Repeat all of the material below exactly as written, images excluded.

[Rows from a dataset]
___

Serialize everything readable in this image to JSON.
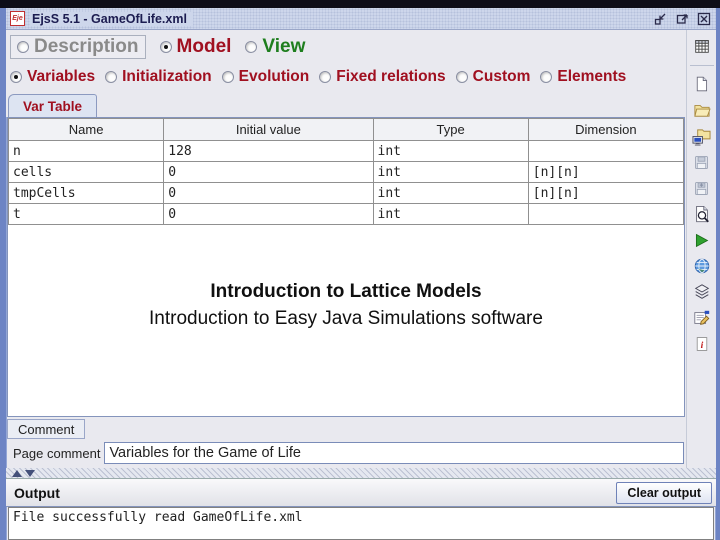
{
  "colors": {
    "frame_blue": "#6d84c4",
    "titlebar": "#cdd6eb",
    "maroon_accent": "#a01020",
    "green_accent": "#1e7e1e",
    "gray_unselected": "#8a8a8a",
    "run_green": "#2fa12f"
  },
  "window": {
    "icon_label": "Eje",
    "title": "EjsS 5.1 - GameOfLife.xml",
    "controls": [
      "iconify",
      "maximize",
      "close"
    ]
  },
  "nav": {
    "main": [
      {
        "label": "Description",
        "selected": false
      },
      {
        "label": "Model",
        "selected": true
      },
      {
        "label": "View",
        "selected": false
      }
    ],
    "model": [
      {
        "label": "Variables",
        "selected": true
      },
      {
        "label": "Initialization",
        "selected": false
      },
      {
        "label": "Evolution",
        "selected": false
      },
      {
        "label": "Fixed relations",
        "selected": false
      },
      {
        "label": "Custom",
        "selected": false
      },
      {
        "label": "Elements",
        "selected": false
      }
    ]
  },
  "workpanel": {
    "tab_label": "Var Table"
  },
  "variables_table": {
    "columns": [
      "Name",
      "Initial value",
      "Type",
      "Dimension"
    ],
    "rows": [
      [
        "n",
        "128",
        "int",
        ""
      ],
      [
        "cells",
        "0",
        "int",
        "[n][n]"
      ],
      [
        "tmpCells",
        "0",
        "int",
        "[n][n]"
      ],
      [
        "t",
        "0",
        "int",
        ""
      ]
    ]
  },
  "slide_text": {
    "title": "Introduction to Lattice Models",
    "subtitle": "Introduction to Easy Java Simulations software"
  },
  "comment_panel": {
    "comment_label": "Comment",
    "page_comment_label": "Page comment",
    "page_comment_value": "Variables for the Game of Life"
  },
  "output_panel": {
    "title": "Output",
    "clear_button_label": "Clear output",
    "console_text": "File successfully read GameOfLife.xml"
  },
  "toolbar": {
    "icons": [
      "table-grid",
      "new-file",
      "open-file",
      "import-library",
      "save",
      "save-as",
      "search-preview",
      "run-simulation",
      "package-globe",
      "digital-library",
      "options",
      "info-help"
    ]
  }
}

___

Response to the exercise —
Serialize everything readable in this image to JSON.
{
  "colors": {
    "frame_blue": "#6d84c4",
    "titlebar": "#cdd6eb",
    "maroon_accent": "#a01020",
    "green_accent": "#1e7e1e",
    "gray_unselected": "#8a8a8a",
    "run_green": "#2fa12f"
  },
  "window": {
    "icon_label": "Eje",
    "title": "EjsS 5.1 - GameOfLife.xml",
    "controls": [
      "iconify",
      "maximize",
      "close"
    ]
  },
  "nav": {
    "main": [
      {
        "label": "Description",
        "selected": false
      },
      {
        "label": "Model",
        "selected": true
      },
      {
        "label": "View",
        "selected": false
      }
    ],
    "model": [
      {
        "label": "Variables",
        "selected": true
      },
      {
        "label": "Initialization",
        "selected": false
      },
      {
        "label": "Evolution",
        "selected": false
      },
      {
        "label": "Fixed relations",
        "selected": false
      },
      {
        "label": "Custom",
        "selected": false
      },
      {
        "label": "Elements",
        "selected": false
      }
    ]
  },
  "workpanel": {
    "tab_label": "Var Table"
  },
  "variables_table": {
    "columns": [
      "Name",
      "Initial value",
      "Type",
      "Dimension"
    ],
    "rows": [
      [
        "n",
        "128",
        "int",
        ""
      ],
      [
        "cells",
        "0",
        "int",
        "[n][n]"
      ],
      [
        "tmpCells",
        "0",
        "int",
        "[n][n]"
      ],
      [
        "t",
        "0",
        "int",
        ""
      ]
    ]
  },
  "slide_text": {
    "title": "Introduction to Lattice Models",
    "subtitle": "Introduction to Easy Java Simulations software"
  },
  "comment_panel": {
    "comment_label": "Comment",
    "page_comment_label": "Page comment",
    "page_comment_value": "Variables for the Game of Life"
  },
  "output_panel": {
    "title": "Output",
    "clear_button_label": "Clear output",
    "console_text": "File successfully read GameOfLife.xml"
  },
  "toolbar": {
    "icons": [
      "table-grid",
      "new-file",
      "open-file",
      "import-library",
      "save",
      "save-as",
      "search-preview",
      "run-simulation",
      "package-globe",
      "digital-library",
      "options",
      "info-help"
    ]
  }
}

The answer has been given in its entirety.